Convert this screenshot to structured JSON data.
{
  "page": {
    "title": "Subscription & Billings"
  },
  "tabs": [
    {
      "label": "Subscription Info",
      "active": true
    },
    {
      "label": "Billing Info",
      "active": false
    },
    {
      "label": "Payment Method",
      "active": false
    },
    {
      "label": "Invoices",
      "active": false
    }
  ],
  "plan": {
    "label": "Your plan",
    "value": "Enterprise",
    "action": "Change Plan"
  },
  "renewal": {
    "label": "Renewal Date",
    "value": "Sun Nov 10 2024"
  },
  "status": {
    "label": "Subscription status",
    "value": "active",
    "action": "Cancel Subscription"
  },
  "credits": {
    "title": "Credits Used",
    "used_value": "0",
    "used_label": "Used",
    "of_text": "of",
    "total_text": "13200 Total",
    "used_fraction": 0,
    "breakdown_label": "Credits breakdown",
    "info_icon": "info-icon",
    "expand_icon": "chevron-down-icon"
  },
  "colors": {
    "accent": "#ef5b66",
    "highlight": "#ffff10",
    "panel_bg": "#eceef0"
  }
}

---+---

Required task
Every record should be repeated exactly; please leave none out.

Finished exercise
Convert this screenshot to structured JSON data.
{
  "page": {
    "title": "Subscription & Billings"
  },
  "tabs": [
    {
      "label": "Subscription Info",
      "active": true
    },
    {
      "label": "Billing Info",
      "active": false
    },
    {
      "label": "Payment Method",
      "active": false
    },
    {
      "label": "Invoices",
      "active": false
    }
  ],
  "plan": {
    "label": "Your plan",
    "value": "Enterprise",
    "action": "Change Plan"
  },
  "renewal": {
    "label": "Renewal Date",
    "value": "Sun Nov 10 2024"
  },
  "status": {
    "label": "Subscription status",
    "value": "active",
    "action": "Cancel Subscription"
  },
  "credits": {
    "title": "Credits Used",
    "used_value": "0",
    "used_label": "Used",
    "of_text": "of",
    "total_text": "13200 Total",
    "used_fraction": 0,
    "breakdown_label": "Credits breakdown",
    "info_icon": "info-icon",
    "expand_icon": "chevron-down-icon"
  },
  "colors": {
    "accent": "#ef5b66",
    "highlight": "#ffff10",
    "panel_bg": "#eceef0"
  }
}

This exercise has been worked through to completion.